Your task
Please retype the data in full and exactly; the pictures are not part of the copy.

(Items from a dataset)
====================

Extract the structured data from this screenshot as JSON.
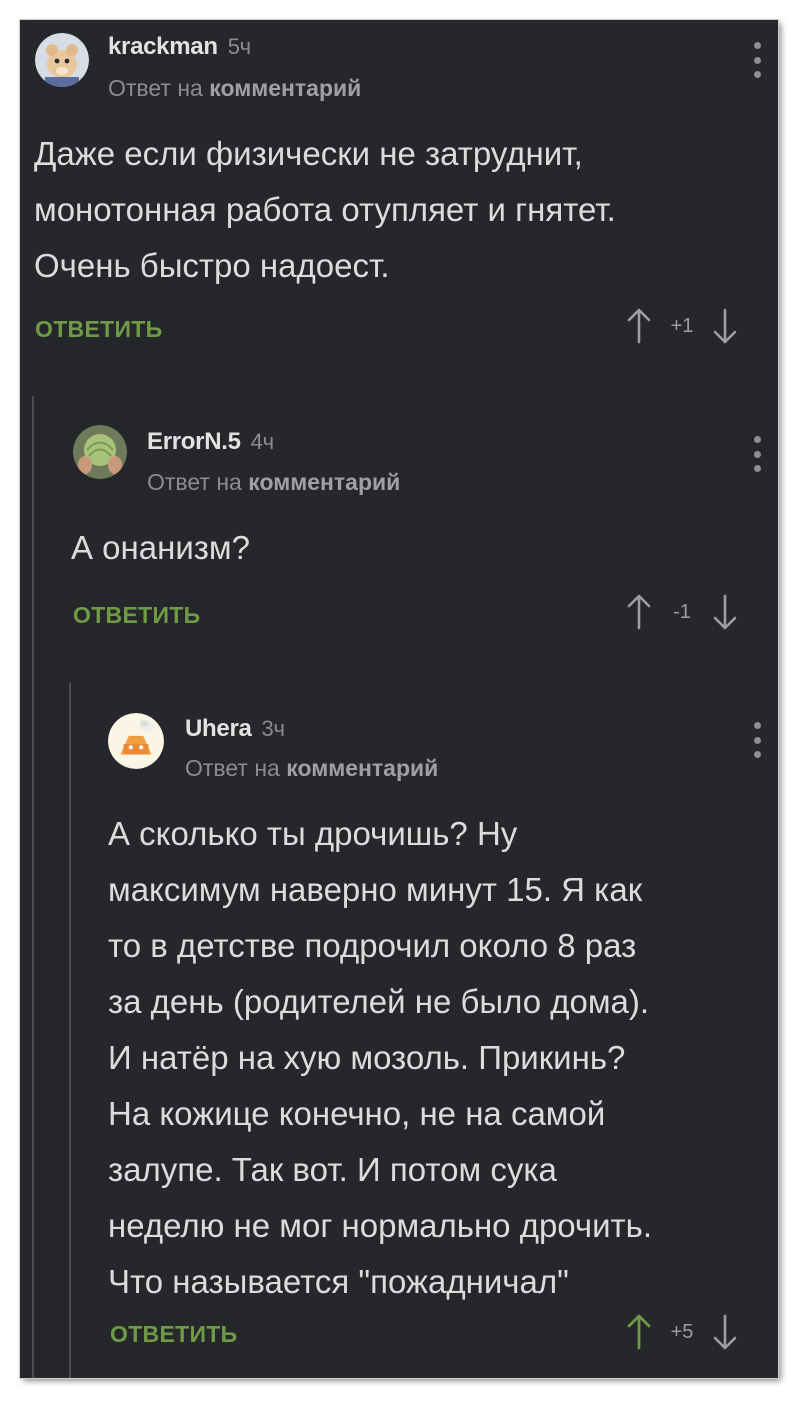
{
  "colors": {
    "background": "#25272b",
    "reply_button": "#6f9a46",
    "upvoted_arrow": "#6f9a46",
    "muted_text": "#8a8c90",
    "body_text": "#dcdcdc"
  },
  "comments": [
    {
      "username": "krackman",
      "time": "5ч",
      "reply_prefix": "Ответ на",
      "reply_target": "комментарий",
      "text": "Даже если физически не затруднит,\nмонотонная работа отупляет и гнятет.\nОчень быстро надоест.",
      "reply_label": "ОТВЕТИТЬ",
      "score": "+1",
      "avatar_icon": "hamster-avatar",
      "upvoted": false
    },
    {
      "username": "ErrorN.5",
      "time": "4ч",
      "reply_prefix": "Ответ на",
      "reply_target": "комментарий",
      "text": "А онанизм?",
      "reply_label": "ОТВЕТИТЬ",
      "score": "-1",
      "avatar_icon": "cabbage-avatar",
      "upvoted": false
    },
    {
      "username": "Uhera",
      "time": "3ч",
      "reply_prefix": "Ответ на",
      "reply_target": "комментарий",
      "text": "А сколько ты дрочишь? Ну\nмаксимум наверно минут 15. Я как\nто в детстве подрочил около 8 раз\nза день (родителей не было дома).\nИ натёр на хую мозоль. Прикинь?\nНа кожице конечно, не на самой\nзалупе. Так вот. И потом сука\nнеделю не мог нормально дрочить.\nЧто называется \"пожадничал\"",
      "reply_label": "ОТВЕТИТЬ",
      "score": "+5",
      "avatar_icon": "cartoon-chef-avatar",
      "upvoted": true
    }
  ]
}
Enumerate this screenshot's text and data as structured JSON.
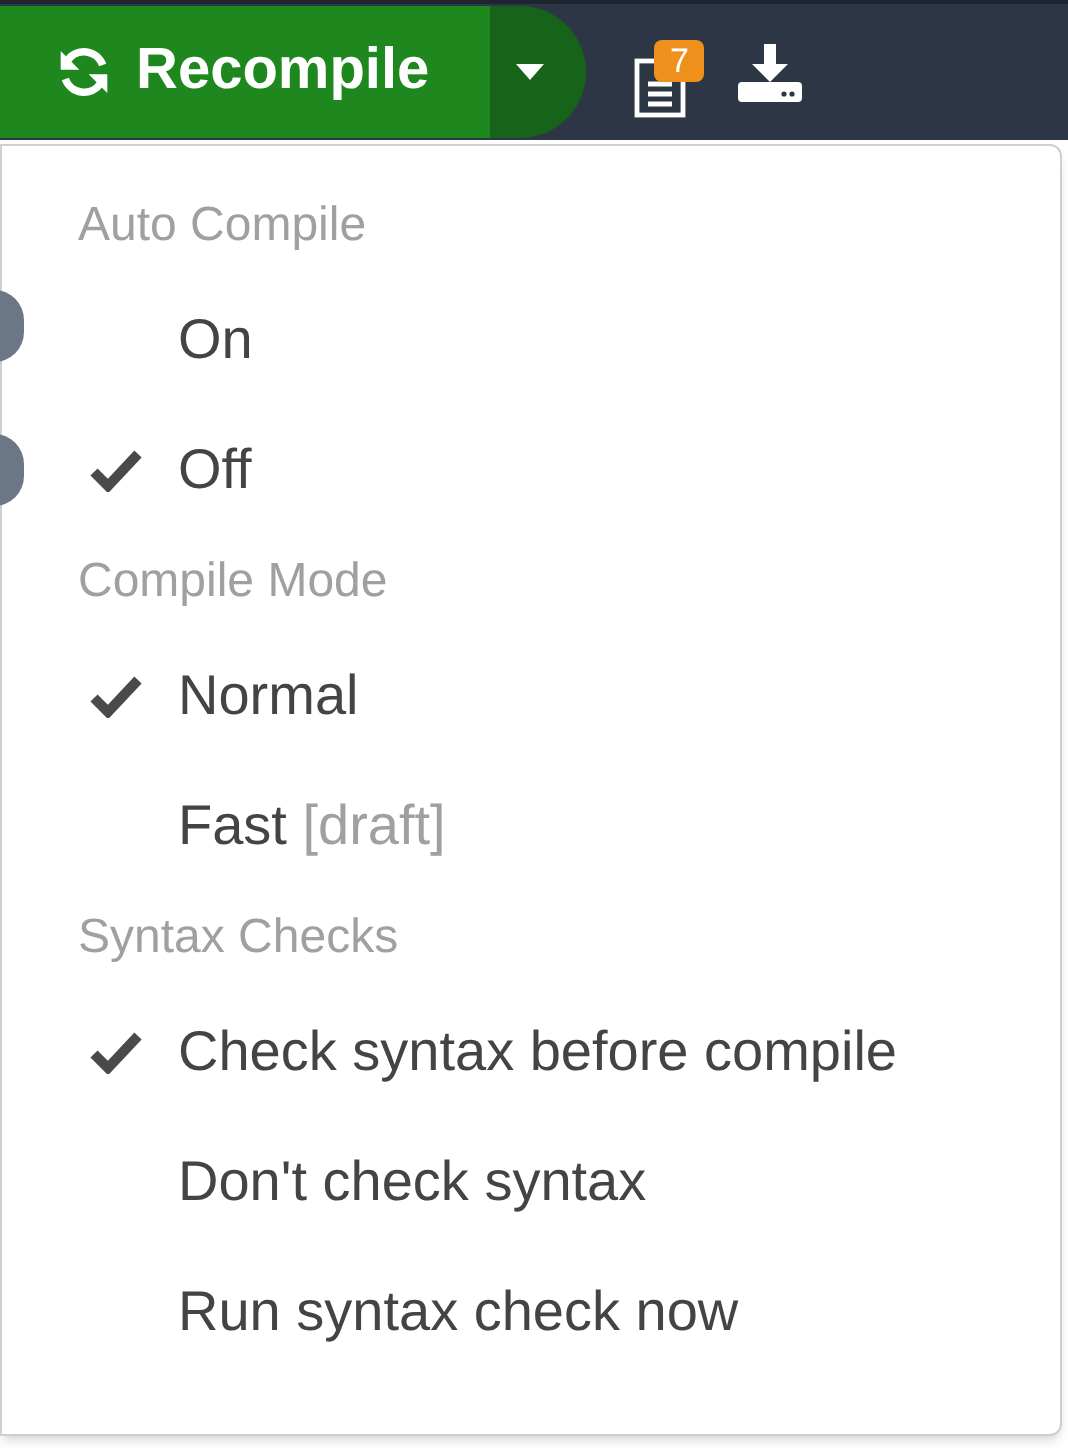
{
  "toolbar": {
    "recompile_label": "Recompile",
    "logs_badge": "7"
  },
  "menu": {
    "sections": [
      {
        "title": "Auto Compile",
        "items": [
          {
            "label": "On",
            "checked": false
          },
          {
            "label": "Off",
            "checked": true
          }
        ]
      },
      {
        "title": "Compile Mode",
        "items": [
          {
            "label": "Normal",
            "checked": true
          },
          {
            "label": "Fast",
            "hint": "[draft]",
            "checked": false
          }
        ]
      },
      {
        "title": "Syntax Checks",
        "items": [
          {
            "label": "Check syntax before compile",
            "checked": true
          },
          {
            "label": "Don't check syntax",
            "checked": false
          },
          {
            "label": "Run syntax check now",
            "checked": false
          }
        ]
      }
    ]
  }
}
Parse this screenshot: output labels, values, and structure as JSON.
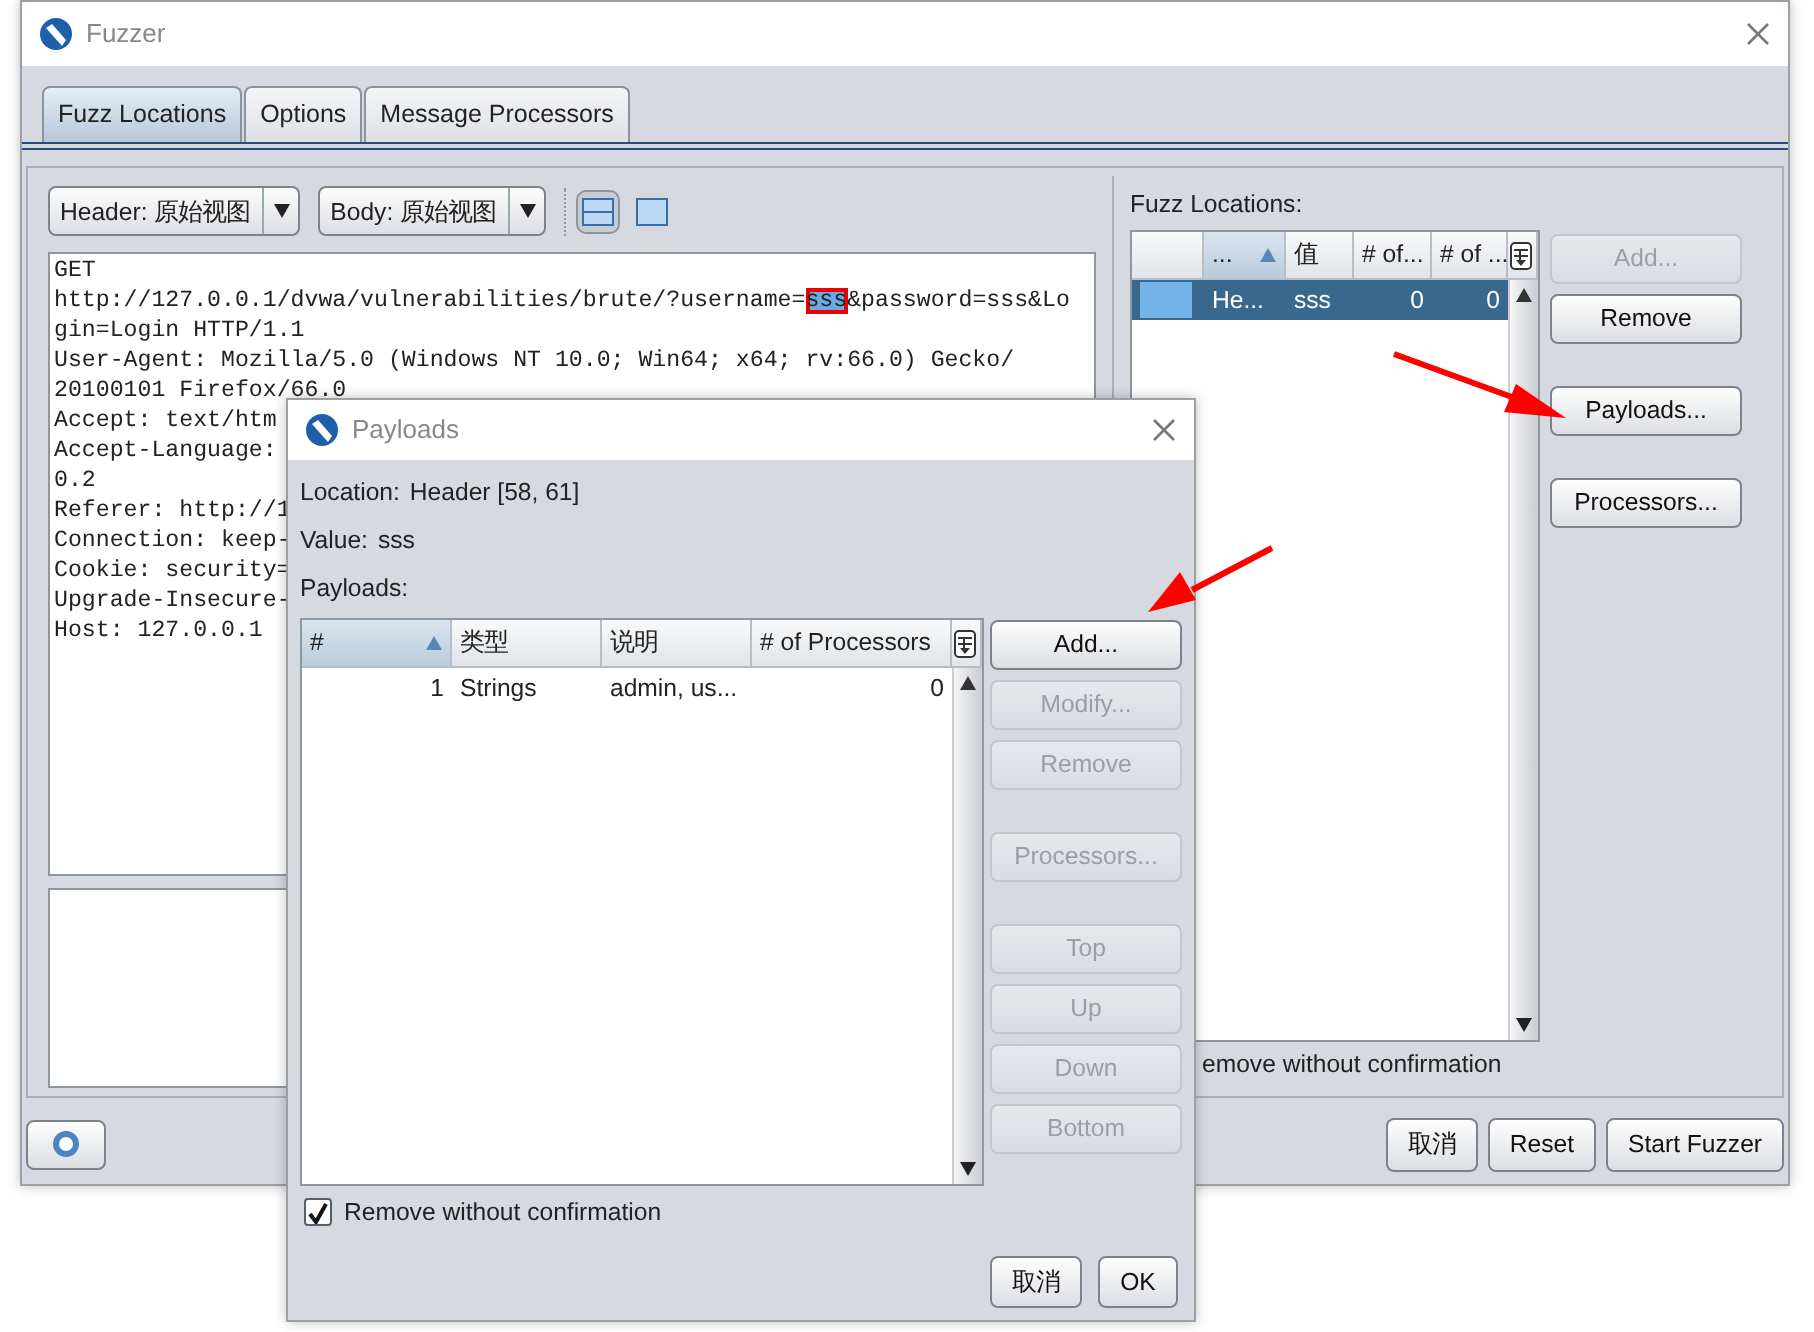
{
  "fuzzer": {
    "title": "Fuzzer",
    "tabs": [
      {
        "label": "Fuzz Locations",
        "selected": true
      },
      {
        "label": "Options",
        "selected": false
      },
      {
        "label": "Message Processors",
        "selected": false
      }
    ],
    "header_view": "Header: 原始视图",
    "body_view": "Body: 原始视图",
    "view_toggles": [
      {
        "selected": true
      },
      {
        "selected": false
      }
    ],
    "request_lines": [
      {
        "segments": [
          {
            "text": "GET",
            "marked": false
          }
        ]
      },
      {
        "segments": [
          {
            "text": "http://127.0.0.1/dvwa/vulnerabilities/brute/?username=",
            "marked": false
          },
          {
            "text": "sss",
            "marked": true
          },
          {
            "text": "&password=sss&Lo",
            "marked": false
          }
        ]
      },
      {
        "segments": [
          {
            "text": "gin=Login HTTP/1.1",
            "marked": false
          }
        ]
      },
      {
        "segments": [
          {
            "text": "User-Agent: Mozilla/5.0 (Windows NT 10.0; Win64; x64; rv:66.0) Gecko/",
            "marked": false
          }
        ]
      },
      {
        "segments": [
          {
            "text": "20100101 Firefox/66.0",
            "marked": false
          }
        ]
      },
      {
        "segments": [
          {
            "text": "Accept: text/htm",
            "marked": false
          }
        ]
      },
      {
        "segments": [
          {
            "text": "Accept-Language:",
            "marked": false
          }
        ]
      },
      {
        "segments": [
          {
            "text": "0.2",
            "marked": false
          }
        ]
      },
      {
        "segments": [
          {
            "text": "Referer: http://1",
            "marked": false
          }
        ]
      },
      {
        "segments": [
          {
            "text": "Connection: keep-",
            "marked": false
          }
        ]
      },
      {
        "segments": [
          {
            "text": "Cookie: security=",
            "marked": false
          }
        ]
      },
      {
        "segments": [
          {
            "text": "Upgrade-Insecure-",
            "marked": false
          }
        ]
      },
      {
        "segments": [
          {
            "text": "Host: 127.0.0.1",
            "marked": false
          }
        ]
      }
    ],
    "locations_label": "Fuzz Locations:",
    "location_columns": [
      {
        "sorted": false
      },
      {
        "label": "...",
        "sorted": true
      },
      {
        "label": "值",
        "sorted": false
      },
      {
        "label": "# of...",
        "sorted": false
      },
      {
        "label": "# of ...",
        "sorted": false
      }
    ],
    "location_rows": [
      {
        "selected": true,
        "color": "#74b4e8",
        "cells": [
          "He...",
          "sss",
          "0",
          "0"
        ]
      }
    ],
    "location_buttons": [
      {
        "label": "Add...",
        "disabled": true
      },
      {
        "label": "Remove",
        "disabled": false
      },
      {
        "label": "Payloads...",
        "disabled": false
      },
      {
        "label": "Processors...",
        "disabled": false
      }
    ],
    "remove_label": "emove without confirmation",
    "footer_buttons": [
      "取消",
      "Reset",
      "Start Fuzzer"
    ]
  },
  "payloads_dialog": {
    "title": "Payloads",
    "location_label": "Location:",
    "location": "Header [58, 61]",
    "value_label": "Value:",
    "value": "sss",
    "payloads_label": "Payloads:",
    "columns": [
      {
        "label": "#",
        "sorted": true
      },
      {
        "label": "类型",
        "sorted": false
      },
      {
        "label": "说明",
        "sorted": false
      },
      {
        "label": "# of Processors",
        "sorted": false
      }
    ],
    "rows": [
      {
        "selected": false,
        "cells": [
          "1",
          "Strings",
          "admin, us...",
          "0"
        ]
      }
    ],
    "buttons": [
      {
        "label": "Add...",
        "disabled": false
      },
      {
        "label": "Modify...",
        "disabled": true
      },
      {
        "label": "Remove",
        "disabled": true
      },
      {
        "label": "Processors...",
        "disabled": true
      },
      {
        "label": "Top",
        "disabled": true
      },
      {
        "label": "Up",
        "disabled": true
      },
      {
        "label": "Down",
        "disabled": true
      },
      {
        "label": "Bottom",
        "disabled": true
      }
    ],
    "remove_without_confirmation": {
      "label": "Remove without confirmation",
      "checked": true
    },
    "footer_buttons": [
      "取消",
      "OK"
    ]
  }
}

====================

Result of the exercise
Extract the structured data from this screenshot as JSON.
{
  "colors": {
    "background": "#25272b",
    "reply_button": "#6f9a46",
    "upvoted_arrow": "#6f9a46",
    "muted_text": "#8a8c90",
    "body_text": "#dcdcdc"
  },
  "comments": [
    {
      "username": "krackman",
      "time": "5ч",
      "reply_prefix": "Ответ на",
      "reply_target": "комментарий",
      "text": "Даже если физически не затруднит,\nмонотонная работа отупляет и гнятет.\nОчень быстро надоест.",
      "reply_label": "ОТВЕТИТЬ",
      "score": "+1",
      "avatar_icon": "hamster-avatar",
      "upvoted": false
    },
    {
      "username": "ErrorN.5",
      "time": "4ч",
      "reply_prefix": "Ответ на",
      "reply_target": "комментарий",
      "text": "А онанизм?",
      "reply_label": "ОТВЕТИТЬ",
      "score": "-1",
      "avatar_icon": "cabbage-avatar",
      "upvoted": false
    },
    {
      "username": "Uhera",
      "time": "3ч",
      "reply_prefix": "Ответ на",
      "reply_target": "комментарий",
      "text": "А сколько ты дрочишь? Ну\nмаксимум наверно минут 15. Я как\nто в детстве подрочил около 8 раз\nза день (родителей не было дома).\nИ натёр на хую мозоль. Прикинь?\nНа кожице конечно, не на самой\nзалупе. Так вот. И потом сука\nнеделю не мог нормально дрочить.\nЧто называется \"пожадничал\"",
      "reply_label": "ОТВЕТИТЬ",
      "score": "+5",
      "avatar_icon": "cartoon-chef-avatar",
      "upvoted": true
    }
  ]
}
Enumerate this screenshot's text and data as structured JSON.
{
  "toolbar": {
    "recompile_label": "Recompile",
    "logs_badge": "7"
  },
  "menu": {
    "sections": [
      {
        "title": "Auto Compile",
        "items": [
          {
            "label": "On",
            "checked": false
          },
          {
            "label": "Off",
            "checked": true
          }
        ]
      },
      {
        "title": "Compile Mode",
        "items": [
          {
            "label": "Normal",
            "checked": true
          },
          {
            "label": "Fast",
            "hint": "[draft]",
            "checked": false
          }
        ]
      },
      {
        "title": "Syntax Checks",
        "items": [
          {
            "label": "Check syntax before compile",
            "checked": true
          },
          {
            "label": "Don't check syntax",
            "checked": false
          },
          {
            "label": "Run syntax check now",
            "checked": false
          }
        ]
      }
    ]
  }
}
Parse this screenshot: output labels, values, and structure as JSON.
{
  "fuzzer": {
    "title": "Fuzzer",
    "tabs": [
      {
        "label": "Fuzz Locations",
        "selected": true
      },
      {
        "label": "Options",
        "selected": false
      },
      {
        "label": "Message Processors",
        "selected": false
      }
    ],
    "header_view": "Header: 原始视图",
    "body_view": "Body: 原始视图",
    "view_toggles": [
      {
        "selected": true
      },
      {
        "selected": false
      }
    ],
    "request_lines": [
      {
        "segments": [
          {
            "text": "GET",
            "marked": false
          }
        ]
      },
      {
        "segments": [
          {
            "text": "http://127.0.0.1/dvwa/vulnerabilities/brute/?username=",
            "marked": false
          },
          {
            "text": "sss",
            "marked": true
          },
          {
            "text": "&password=sss&Lo",
            "marked": false
          }
        ]
      },
      {
        "segments": [
          {
            "text": "gin=Login HTTP/1.1",
            "marked": false
          }
        ]
      },
      {
        "segments": [
          {
            "text": "User-Agent: Mozilla/5.0 (Windows NT 10.0; Win64; x64; rv:66.0) Gecko/",
            "marked": false
          }
        ]
      },
      {
        "segments": [
          {
            "text": "20100101 Firefox/66.0",
            "marked": false
          }
        ]
      },
      {
        "segments": [
          {
            "text": "Accept: text/htm",
            "marked": false
          }
        ]
      },
      {
        "segments": [
          {
            "text": "Accept-Language:",
            "marked": false
          }
        ]
      },
      {
        "segments": [
          {
            "text": "0.2",
            "marked": false
          }
        ]
      },
      {
        "segments": [
          {
            "text": "Referer: http://1",
            "marked": false
          }
        ]
      },
      {
        "segments": [
          {
            "text": "Connection: keep-",
            "marked": false
          }
        ]
      },
      {
        "segments": [
          {
            "text": "Cookie: security=",
            "marked": false
          }
        ]
      },
      {
        "segments": [
          {
            "text": "Upgrade-Insecure-",
            "marked": false
          }
        ]
      },
      {
        "segments": [
          {
            "text": "Host: 127.0.0.1",
            "marked": false
          }
        ]
      }
    ],
    "locations_label": "Fuzz Locations:",
    "location_columns": [
      {
        "sorted": false
      },
      {
        "label": "...",
        "sorted": true
      },
      {
        "label": "值",
        "sorted": false
      },
      {
        "label": "# of...",
        "sorted": false
      },
      {
        "label": "# of ...",
        "sorted": false
      }
    ],
    "location_rows": [
      {
        "selected": true,
        "color": "#74b4e8",
        "cells": [
          "He...",
          "sss",
          "0",
          "0"
        ]
      }
    ],
    "location_buttons": [
      {
        "label": "Add...",
        "disabled": true
      },
      {
        "label": "Remove",
        "disabled": false
      },
      {
        "label": "Payloads...",
        "disabled": false
      },
      {
        "label": "Processors...",
        "disabled": false
      }
    ],
    "remove_label": "emove without confirmation",
    "footer_buttons": [
      "取消",
      "Reset",
      "Start Fuzzer"
    ]
  },
  "payloads_dialog": {
    "title": "Payloads",
    "location_label": "Location:",
    "location": "Header [58, 61]",
    "value_label": "Value:",
    "value": "sss",
    "payloads_label": "Payloads:",
    "columns": [
      {
        "label": "#",
        "sorted": true
      },
      {
        "label": "类型",
        "sorted": false
      },
      {
        "label": "说明",
        "sorted": false
      },
      {
        "label": "# of Processors",
        "sorted": false
      }
    ],
    "rows": [
      {
        "selected": false,
        "cells": [
          "1",
          "Strings",
          "admin, us...",
          "0"
        ]
      }
    ],
    "buttons": [
      {
        "label": "Add...",
        "disabled": false
      },
      {
        "label": "Modify...",
        "disabled": true
      },
      {
        "label": "Remove",
        "disabled": true
      },
      {
        "label": "Processors...",
        "disabled": true
      },
      {
        "label": "Top",
        "disabled": true
      },
      {
        "label": "Up",
        "disabled": true
      },
      {
        "label": "Down",
        "disabled": true
      },
      {
        "label": "Bottom",
        "disabled": true
      }
    ],
    "remove_without_confirmation": {
      "label": "Remove without confirmation",
      "checked": true
    },
    "footer_buttons": [
      "取消",
      "OK"
    ]
  }
}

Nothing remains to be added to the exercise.